◆ **Supplied text**:
###
Thriving children have parents who are worth honoring and obeying and who don't needlessly provoke them, but bring them up in God's glad way. Fathers don't provoke your children lest they become discouraged. Fathers don't provoke your children to wrath, bring them up in the training and instruction of the Lord. Fathers, don't drive your kids crazy. That's what Colossians and Ephesians is saying. Now, it tells children to obey parents and to honor father and mother. It's dealing with both parents and yet this command to parents isn't actually directed at parents. It's directed at fathers. Fathers in particular are the focus of the command to bring up children and not provoke them. Why focus on fathers, because the word for parents is readily available. It was used in the previous sentence. Now this doesn't mean of course that moms have no role at all. But it remains a fact that he's addressing fathers very specifically here. 


One reason is that the father has the main responsibility for his children and he will answer to the Lord. I've often reminded the men of his church that when that judgment day comes in… it wasn’t yesterday, you know, some people aren't very good at predicting these things. In fact, nobody's good at predicting these things. You should get  out of the prediction game. But the fact is when that day does come, the first person to answer for how children were brought up will be the father. It will not be the mother. It will not be the pastor. It will not be the uncle. It will not be the Sunday School teacher or the youth group leader. It will be the father. Now that doesn't mean pastors have no responsibility in relation to children or that mothers have no responsibility, but the first and primary responsibility will be on the shoulders of the father. And if the question comes up, how did that Bible reading thing go? Well, you know, I really liked the ESPN, and I couldn't squeeze bible reading in very often. Just imagine yourself on the day of judgment, what are you going to say? You're asked, Well, what did you do to bring up your children in the training and instruction of the Lord? Again, none of us is going to be perfect, but let's face it, a lot of the excuses that we kind of mumble throughout our week for either not reading the Bible with our kids or not listening to them or blowing up on them. So those kinds of excuses will all ring hollow, when we're in the presence of the Lord who knows everything. 


At any rate the reason it says fathers, and not particularly fathers and mothers on this one is that the father does have the main responsibility. Now, as I say this, I want you to tread into pretty touchy territory. Because I know sometimes some moms who said, Boy, I wish my husband would get that. I wish he would be the father and the assertive man and leader that he should be. And I've heard a few of those I wish from people who couldn't handle it very well when he did. Because all of a sudden you saw a little bit of your turf shrinking, or some changes in relationship happening. And that can be a challenge for moms who say they want it. Be careful what you wish for, you might get it. And sometimes men don't always handle it wisely, or tactfully either. But my point is, if this is what we seek then fathers and mothers both have to be willing to help bring that about. 


I think there's another reason though, that there's a focus on fathers as well. Not just because he has primary responsibility, but he's going to be needing the command the most, not provoke your kids and drive them crazy. I think fathers are gonna be a little more likely to do that, than the mothers. The fathers are gonna be just a little more likely to ignore their kids feelings and to trample on them. It certainly was the case at the time, Paul wrote these letters originally. He was writing this to Greek and Roman fathers who had the power of patria potestas, the right of life and death over their wife and children, and they could run roughshod and do whatever they wanted up to killing their own children and get away with it. So fathers in that kind of culture definitely would need a very strong warning not to provoke or to crush your children's spirits.
###
◆ **Extracted entries**:
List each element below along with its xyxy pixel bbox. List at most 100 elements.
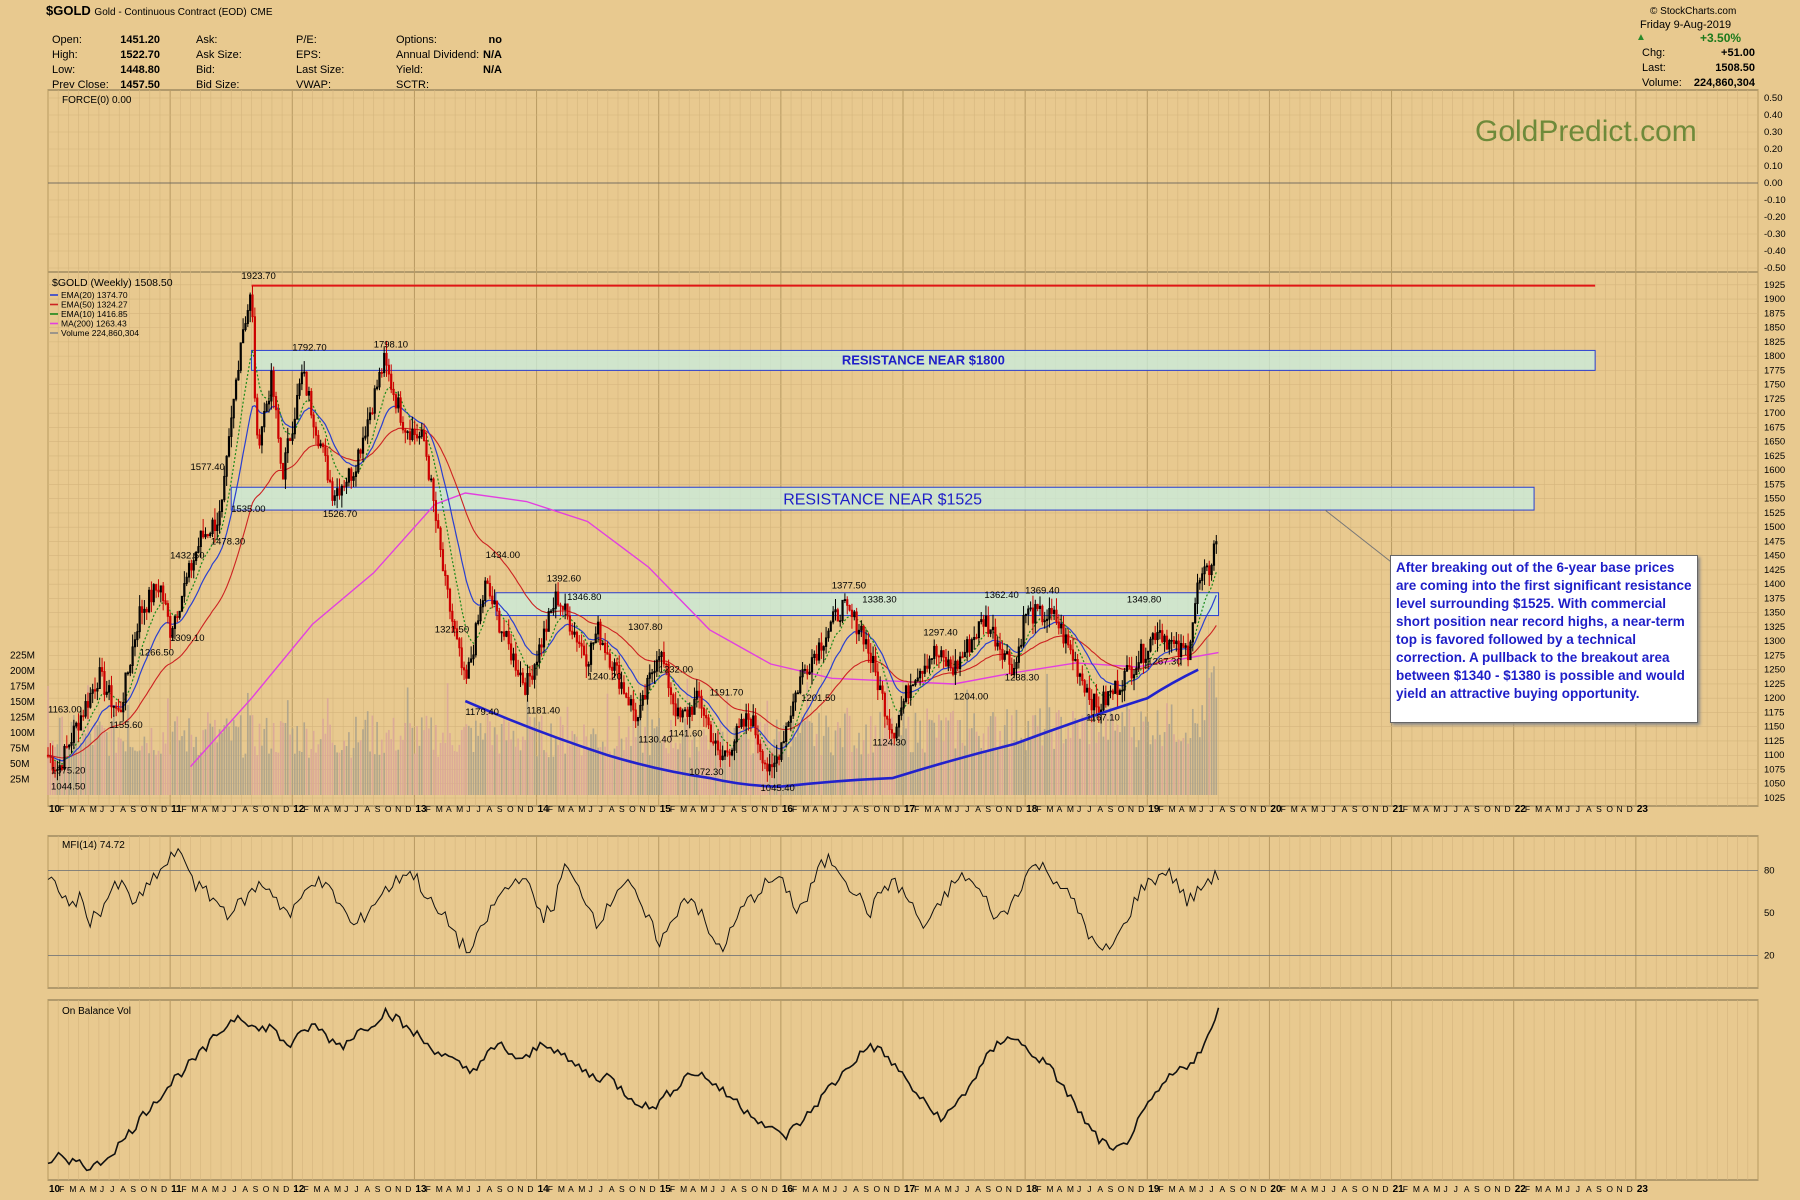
candle-body xyxy=(199,530,202,547)
stat-value: 1448.80 xyxy=(120,64,160,76)
candle-body xyxy=(707,717,710,726)
candle-body xyxy=(881,685,884,694)
x-axis-label: F xyxy=(914,804,919,814)
volume-bar xyxy=(390,739,393,795)
candle-body xyxy=(1095,693,1098,708)
volume-bar xyxy=(1121,711,1124,795)
volume-bar xyxy=(475,720,477,795)
volume-bar xyxy=(275,751,277,795)
candle-body xyxy=(535,661,539,666)
x-axis-label: J xyxy=(110,804,114,814)
volume-bar xyxy=(698,751,700,795)
candle-body xyxy=(935,645,938,657)
candle-body xyxy=(162,585,165,602)
x-axis-label: J xyxy=(711,804,715,814)
volume-bar xyxy=(310,748,313,795)
legend-label: EMA(20) 1374.70 xyxy=(61,290,128,300)
stat-label: VWAP: xyxy=(296,79,332,91)
x-axis-label: M xyxy=(1433,804,1440,814)
candle-body xyxy=(430,478,433,481)
x-axis-label: J xyxy=(843,1184,847,1194)
candle-body xyxy=(1194,603,1197,624)
volume-bar xyxy=(479,723,482,795)
volume-bar xyxy=(564,753,566,795)
candle-body xyxy=(824,637,828,647)
x-axis-label: O xyxy=(996,804,1003,814)
volume-bar xyxy=(378,754,381,795)
price-title: $GOLD (Weekly) 1508.50 xyxy=(52,277,173,289)
candle-body xyxy=(474,623,477,656)
base-curve xyxy=(464,668,1199,788)
volume-bar xyxy=(884,722,886,795)
force-tick-label: -0.10 xyxy=(1764,195,1786,206)
volume-bar xyxy=(1036,725,1039,795)
candle-body xyxy=(796,692,799,695)
volume-bar xyxy=(369,751,371,795)
x-axis-label: D xyxy=(1382,1184,1388,1194)
volume-bar xyxy=(98,721,101,795)
volume-bar xyxy=(477,735,480,795)
candle-body xyxy=(665,663,668,666)
candle-body xyxy=(991,626,995,631)
volume-bar xyxy=(75,724,78,795)
ma200-line xyxy=(189,492,1219,768)
candle-body xyxy=(1109,690,1112,693)
zone-label: RESISTANCE NEAR $1525 xyxy=(783,492,982,509)
candle-body xyxy=(648,672,651,679)
price-label: 1201.50 xyxy=(801,693,835,704)
volume-bar xyxy=(110,723,113,795)
candle-body xyxy=(1137,662,1140,669)
price-label: 1432.50 xyxy=(170,551,204,562)
volume-bar xyxy=(392,717,395,795)
x-axis-label: J xyxy=(232,804,236,814)
x-axis-label: N xyxy=(1128,804,1134,814)
candle-body xyxy=(754,715,757,736)
candle-body xyxy=(634,709,637,722)
stat-label: Annual Dividend: xyxy=(396,49,480,61)
volume-bar xyxy=(183,730,186,795)
candle-body xyxy=(615,662,618,666)
volume-bar xyxy=(61,716,63,795)
candle-body xyxy=(256,397,259,436)
x-axis-label: A xyxy=(1423,804,1429,814)
x-axis-label: A xyxy=(1342,1184,1348,1194)
volume-bar xyxy=(1046,673,1048,795)
candle-body xyxy=(533,664,536,680)
volume-bar xyxy=(752,753,755,795)
candle-body xyxy=(145,608,148,613)
credit: © StockCharts.com xyxy=(1650,6,1737,17)
volume-bar xyxy=(921,748,924,795)
volume-bar xyxy=(326,698,329,795)
x-axis-label: 10 xyxy=(49,804,61,815)
x-axis-label: D xyxy=(1016,804,1022,814)
x-axis-label: M xyxy=(802,1184,809,1194)
x-axis-label: M xyxy=(1413,1184,1420,1194)
candle-body xyxy=(1186,645,1190,661)
stat-label: Chg: xyxy=(1642,47,1666,59)
grid xyxy=(47,89,1759,1181)
volume-bar xyxy=(841,747,844,795)
volume-bar xyxy=(1175,741,1178,795)
volume-bar xyxy=(684,718,686,795)
volume-bar xyxy=(1166,703,1168,795)
volume-bar xyxy=(493,727,496,795)
x-axis-label: A xyxy=(1464,804,1470,814)
mfi-tick-label: 80 xyxy=(1764,865,1775,876)
x-axis-label: 22 xyxy=(1515,804,1527,815)
candle-body xyxy=(672,694,675,705)
legend-label: MA(200) 1263.43 xyxy=(61,319,127,329)
x-axis-label: A xyxy=(568,804,574,814)
x-axis-label: D xyxy=(405,1184,411,1194)
stat-value: N/A xyxy=(483,49,502,61)
volume-bar xyxy=(1107,739,1109,795)
candle-body xyxy=(756,734,760,745)
candle-body xyxy=(1196,582,1199,605)
candle-body xyxy=(357,449,360,473)
volume-bar xyxy=(1055,712,1058,795)
x-axis-label: O xyxy=(629,1184,636,1194)
x-axis-label: M xyxy=(1169,1184,1176,1194)
candle-body xyxy=(662,651,665,665)
volume-bar xyxy=(531,725,534,795)
volume-bar xyxy=(174,721,176,795)
candle-body xyxy=(1029,607,1032,610)
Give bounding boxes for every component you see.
###
Continue the sermon passage on why the command not to provoke children is addressed to fathers, picking up after its final sentence rather than from the data.

◆ **Task result**:
But even in a culture that's not quite like that, it may still well be the case that men are going to be the ones who are going to be just a little more likely to crush a child’s spirit. So we may just need that worked from the Lord even more than the mothers. At any rate that addresses the fathers. You can speculate on what you think the reasons are, but that I think it's primarily that the father has a leading role, and then also that the father is the more likely to do the greatest damage in harming or provoking children. Certainly in terms of physical abuse, and also in some other possibilities. So when we think about that one end of the spectrum is the whole Eli sort of thing where he doesn't restrain his children. He doesn't insist on anything. He doesn't discipline anything. And the other end of the spectrum is the father who is just a brute, who's nasty, who is a disciplinarian, to the point of crushing his children’s spirit and the answer is not have no discipline, but to have loving discipline rather than wrong discipline.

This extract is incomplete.